- _DIRECTIONS FOR THIS TASK_: Pick out all lines with the word "اداره" from the records that follow.

- _DATASET CONTENT_:

________

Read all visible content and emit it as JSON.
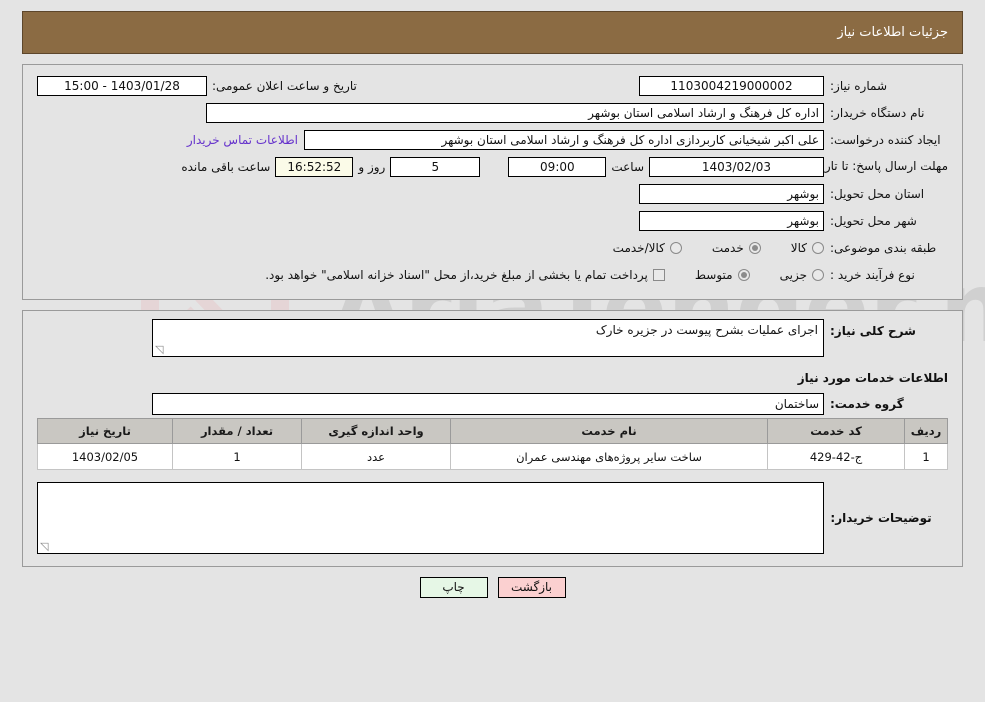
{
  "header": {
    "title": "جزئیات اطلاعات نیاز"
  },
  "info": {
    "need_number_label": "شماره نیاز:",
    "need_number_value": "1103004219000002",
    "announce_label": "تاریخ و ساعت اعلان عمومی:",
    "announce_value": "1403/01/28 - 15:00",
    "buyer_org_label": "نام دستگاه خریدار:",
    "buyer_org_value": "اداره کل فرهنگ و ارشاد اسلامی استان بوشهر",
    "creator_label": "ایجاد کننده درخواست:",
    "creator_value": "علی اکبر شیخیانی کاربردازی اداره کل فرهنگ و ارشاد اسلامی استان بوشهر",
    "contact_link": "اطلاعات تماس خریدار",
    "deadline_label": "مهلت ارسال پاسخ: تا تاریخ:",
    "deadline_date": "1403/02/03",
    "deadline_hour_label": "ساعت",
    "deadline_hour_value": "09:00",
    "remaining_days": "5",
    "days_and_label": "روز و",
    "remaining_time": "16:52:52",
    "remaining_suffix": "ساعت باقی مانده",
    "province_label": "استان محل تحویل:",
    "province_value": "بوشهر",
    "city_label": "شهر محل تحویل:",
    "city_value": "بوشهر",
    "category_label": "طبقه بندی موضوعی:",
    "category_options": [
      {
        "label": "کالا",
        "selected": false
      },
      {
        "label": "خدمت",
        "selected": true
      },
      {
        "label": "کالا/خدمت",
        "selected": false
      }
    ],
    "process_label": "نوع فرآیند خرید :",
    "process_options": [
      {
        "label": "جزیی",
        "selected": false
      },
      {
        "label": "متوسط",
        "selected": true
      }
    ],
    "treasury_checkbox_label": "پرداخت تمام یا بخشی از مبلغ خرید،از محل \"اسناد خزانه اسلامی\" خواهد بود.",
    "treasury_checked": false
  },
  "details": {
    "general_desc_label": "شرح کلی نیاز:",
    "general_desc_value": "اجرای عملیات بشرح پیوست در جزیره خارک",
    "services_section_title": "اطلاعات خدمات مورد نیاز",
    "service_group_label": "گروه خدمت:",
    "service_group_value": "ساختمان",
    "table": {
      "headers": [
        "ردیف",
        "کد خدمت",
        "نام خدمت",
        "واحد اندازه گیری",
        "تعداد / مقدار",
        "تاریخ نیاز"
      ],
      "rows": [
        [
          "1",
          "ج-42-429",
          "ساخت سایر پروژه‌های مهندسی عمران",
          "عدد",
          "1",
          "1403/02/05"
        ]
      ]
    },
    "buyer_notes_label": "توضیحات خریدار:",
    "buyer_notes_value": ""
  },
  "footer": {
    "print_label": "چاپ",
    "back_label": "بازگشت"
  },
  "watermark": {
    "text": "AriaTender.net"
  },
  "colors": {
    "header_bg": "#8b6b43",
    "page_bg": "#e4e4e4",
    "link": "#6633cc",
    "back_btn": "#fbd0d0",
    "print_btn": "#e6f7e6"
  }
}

________

- _FULL ANSWER_:
    "buyer_org_value": "اداره کل فرهنگ و ارشاد اسلامی استان بوشهر",
    "creator_value": "علی اکبر شیخیانی کاربردازی اداره کل فرهنگ و ارشاد اسلامی استان بوشهر",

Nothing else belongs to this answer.